Goal –
Write every record out again exactly, and keep images out of it.

Data items –
________________
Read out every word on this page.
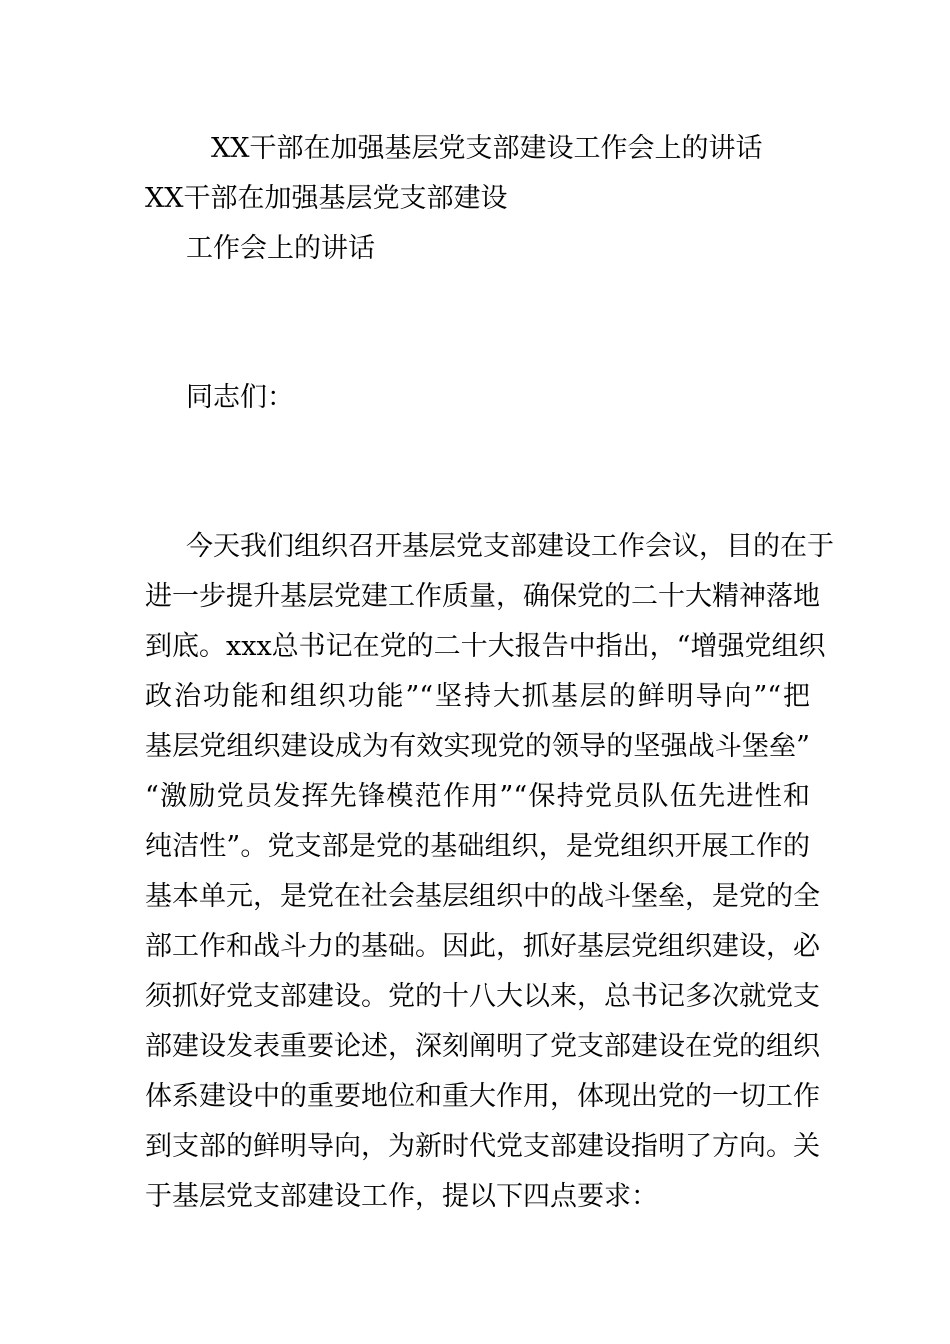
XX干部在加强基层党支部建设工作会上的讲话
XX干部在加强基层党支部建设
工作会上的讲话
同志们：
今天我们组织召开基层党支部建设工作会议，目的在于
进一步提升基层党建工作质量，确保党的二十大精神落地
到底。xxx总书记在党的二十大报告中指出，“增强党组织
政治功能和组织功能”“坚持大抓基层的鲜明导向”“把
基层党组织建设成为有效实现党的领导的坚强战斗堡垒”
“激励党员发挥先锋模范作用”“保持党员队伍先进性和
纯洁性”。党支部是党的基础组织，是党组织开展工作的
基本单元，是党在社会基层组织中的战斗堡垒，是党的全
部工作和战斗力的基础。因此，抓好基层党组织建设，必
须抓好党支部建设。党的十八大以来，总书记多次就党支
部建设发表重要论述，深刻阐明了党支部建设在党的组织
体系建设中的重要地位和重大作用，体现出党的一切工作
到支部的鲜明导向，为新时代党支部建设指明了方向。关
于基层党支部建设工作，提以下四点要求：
________________
Written solution –
Read out every word on this page.
XX干部在加强基层党支部建设工作会上的讲话
XX干部在加强基层党支部建设
工作会上的讲话
同志们：
今天我们组织召开基层党支部建设工作会议，目的在于
进一步提升基层党建工作质量，确保党的二十大精神落地
到底。xxx总书记在党的二十大报告中指出，“增强党组织
政治功能和组织功能”“坚持大抓基层的鲜明导向”“把
基层党组织建设成为有效实现党的领导的坚强战斗堡垒”
“激励党员发挥先锋模范作用”“保持党员队伍先进性和
纯洁性”。党支部是党的基础组织，是党组织开展工作的
基本单元，是党在社会基层组织中的战斗堡垒，是党的全
部工作和战斗力的基础。因此，抓好基层党组织建设，必
须抓好党支部建设。党的十八大以来，总书记多次就党支
部建设发表重要论述，深刻阐明了党支部建设在党的组织
体系建设中的重要地位和重大作用，体现出党的一切工作
到支部的鲜明导向，为新时代党支部建设指明了方向。关
于基层党支部建设工作，提以下四点要求：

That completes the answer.